_Description of the task_
Can you write out the whole listing exactly?

--- begin Records to use ---

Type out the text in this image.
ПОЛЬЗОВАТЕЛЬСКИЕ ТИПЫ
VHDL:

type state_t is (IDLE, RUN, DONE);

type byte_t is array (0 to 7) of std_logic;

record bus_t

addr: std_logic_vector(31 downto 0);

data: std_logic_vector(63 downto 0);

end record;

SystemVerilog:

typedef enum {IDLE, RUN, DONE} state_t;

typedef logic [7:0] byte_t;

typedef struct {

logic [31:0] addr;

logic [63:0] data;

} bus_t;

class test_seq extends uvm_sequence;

--- end Records to use ---

_Response to the task_
Type out the text in this image.
ПОЛЬЗОВАТЕЛЬСКИЕ ТИПЫ
VHDL:

type state_t is (IDLE, RUN, DONE);

type byte_t is array (0 to 7) of std_logic;

record bus_t

addr: std_logic_vector(31 downto 0);

data: std_logic_vector(63 downto 0);

end record;

SystemVerilog:

typedef enum {IDLE, RUN, DONE} state_t;

typedef logic [7:0] byte_t;

typedef struct {

logic [31:0] addr;

logic [63:0] data;

} bus_t;

class test_seq extends uvm_sequence;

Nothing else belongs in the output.